Set down the full listing exactly as given. Any pictures are to be left out.

--- BEGIN Entries provided ---

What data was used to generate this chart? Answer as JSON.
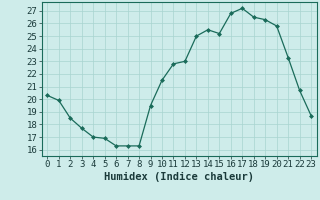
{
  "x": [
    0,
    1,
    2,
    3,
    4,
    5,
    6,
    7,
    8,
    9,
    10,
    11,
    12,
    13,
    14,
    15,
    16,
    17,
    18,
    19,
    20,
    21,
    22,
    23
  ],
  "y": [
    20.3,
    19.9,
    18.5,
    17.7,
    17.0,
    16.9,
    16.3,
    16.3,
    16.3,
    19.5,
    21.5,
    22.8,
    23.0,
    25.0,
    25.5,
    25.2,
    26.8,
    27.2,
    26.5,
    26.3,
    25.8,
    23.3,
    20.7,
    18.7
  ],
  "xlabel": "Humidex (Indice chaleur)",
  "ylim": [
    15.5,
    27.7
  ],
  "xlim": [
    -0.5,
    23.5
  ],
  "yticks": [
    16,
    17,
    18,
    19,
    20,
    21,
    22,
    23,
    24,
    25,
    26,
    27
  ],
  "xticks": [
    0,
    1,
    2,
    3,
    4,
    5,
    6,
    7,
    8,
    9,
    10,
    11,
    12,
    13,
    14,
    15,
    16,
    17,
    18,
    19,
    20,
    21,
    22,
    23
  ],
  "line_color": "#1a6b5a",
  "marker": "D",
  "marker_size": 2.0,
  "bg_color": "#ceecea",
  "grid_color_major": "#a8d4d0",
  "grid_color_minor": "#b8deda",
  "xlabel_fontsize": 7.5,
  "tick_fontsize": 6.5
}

--- END Entries provided ---

# Result for this exercise
What data was used to generate this chart? Answer as JSON.
{
  "x": [
    0,
    1,
    2,
    3,
    4,
    5,
    6,
    7,
    8,
    9,
    10,
    11,
    12,
    13,
    14,
    15,
    16,
    17,
    18,
    19,
    20,
    21,
    22,
    23
  ],
  "y": [
    20.3,
    19.9,
    18.5,
    17.7,
    17.0,
    16.9,
    16.3,
    16.3,
    16.3,
    19.5,
    21.5,
    22.8,
    23.0,
    25.0,
    25.5,
    25.2,
    26.8,
    27.2,
    26.5,
    26.3,
    25.8,
    23.3,
    20.7,
    18.7
  ],
  "xlabel": "Humidex (Indice chaleur)",
  "ylim": [
    15.5,
    27.7
  ],
  "xlim": [
    -0.5,
    23.5
  ],
  "yticks": [
    16,
    17,
    18,
    19,
    20,
    21,
    22,
    23,
    24,
    25,
    26,
    27
  ],
  "xticks": [
    0,
    1,
    2,
    3,
    4,
    5,
    6,
    7,
    8,
    9,
    10,
    11,
    12,
    13,
    14,
    15,
    16,
    17,
    18,
    19,
    20,
    21,
    22,
    23
  ],
  "line_color": "#1a6b5a",
  "marker": "D",
  "marker_size": 2.0,
  "bg_color": "#ceecea",
  "grid_color_major": "#a8d4d0",
  "grid_color_minor": "#b8deda",
  "xlabel_fontsize": 7.5,
  "tick_fontsize": 6.5
}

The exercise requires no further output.